= Фрагменты строк =
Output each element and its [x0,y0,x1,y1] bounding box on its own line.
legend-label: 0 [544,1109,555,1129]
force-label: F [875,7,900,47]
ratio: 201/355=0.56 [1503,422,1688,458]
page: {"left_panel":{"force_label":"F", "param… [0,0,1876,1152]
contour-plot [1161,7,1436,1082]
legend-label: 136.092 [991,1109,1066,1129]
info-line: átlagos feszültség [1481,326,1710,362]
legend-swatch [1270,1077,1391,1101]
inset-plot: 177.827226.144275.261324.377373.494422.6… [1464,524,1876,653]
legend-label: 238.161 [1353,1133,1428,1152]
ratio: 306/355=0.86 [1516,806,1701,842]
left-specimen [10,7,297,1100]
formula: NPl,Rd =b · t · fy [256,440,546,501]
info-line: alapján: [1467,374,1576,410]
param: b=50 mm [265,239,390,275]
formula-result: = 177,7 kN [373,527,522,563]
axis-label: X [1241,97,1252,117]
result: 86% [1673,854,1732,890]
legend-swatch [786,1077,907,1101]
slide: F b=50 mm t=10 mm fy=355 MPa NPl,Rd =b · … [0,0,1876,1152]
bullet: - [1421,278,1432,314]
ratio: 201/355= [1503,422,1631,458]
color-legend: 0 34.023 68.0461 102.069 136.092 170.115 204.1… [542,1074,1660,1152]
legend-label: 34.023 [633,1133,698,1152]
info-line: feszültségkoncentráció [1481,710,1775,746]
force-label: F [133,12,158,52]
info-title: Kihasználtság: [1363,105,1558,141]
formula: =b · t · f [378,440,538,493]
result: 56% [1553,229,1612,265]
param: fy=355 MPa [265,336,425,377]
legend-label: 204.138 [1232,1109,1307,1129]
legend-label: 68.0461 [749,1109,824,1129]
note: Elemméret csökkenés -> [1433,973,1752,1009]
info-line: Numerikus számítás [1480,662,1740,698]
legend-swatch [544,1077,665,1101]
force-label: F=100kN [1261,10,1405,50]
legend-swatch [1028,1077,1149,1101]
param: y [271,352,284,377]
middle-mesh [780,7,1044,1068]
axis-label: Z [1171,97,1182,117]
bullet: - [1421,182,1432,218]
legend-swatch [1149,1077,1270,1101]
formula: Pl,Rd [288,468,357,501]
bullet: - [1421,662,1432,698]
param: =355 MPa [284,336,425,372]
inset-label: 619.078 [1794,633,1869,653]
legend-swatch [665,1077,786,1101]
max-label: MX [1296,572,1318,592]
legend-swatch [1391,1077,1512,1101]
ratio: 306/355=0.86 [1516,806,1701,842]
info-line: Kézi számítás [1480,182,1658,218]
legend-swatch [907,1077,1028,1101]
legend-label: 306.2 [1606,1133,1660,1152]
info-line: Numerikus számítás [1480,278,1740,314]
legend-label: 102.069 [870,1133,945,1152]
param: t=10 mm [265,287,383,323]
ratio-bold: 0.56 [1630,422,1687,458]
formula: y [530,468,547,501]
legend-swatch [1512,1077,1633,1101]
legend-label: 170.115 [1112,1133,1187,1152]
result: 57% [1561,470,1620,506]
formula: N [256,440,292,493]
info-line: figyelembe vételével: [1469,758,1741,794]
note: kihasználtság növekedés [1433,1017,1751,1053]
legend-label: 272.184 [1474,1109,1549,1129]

= Задача =
Соберите и выпишите целиком все строки выше, в которых встречается слово «result».

= Письменное решение =
formula-result: = 177,7 kN [373,527,522,563]
result: 86% [1673,854,1732,890]
result: 56% [1553,229,1612,265]
result: 57% [1561,470,1620,506]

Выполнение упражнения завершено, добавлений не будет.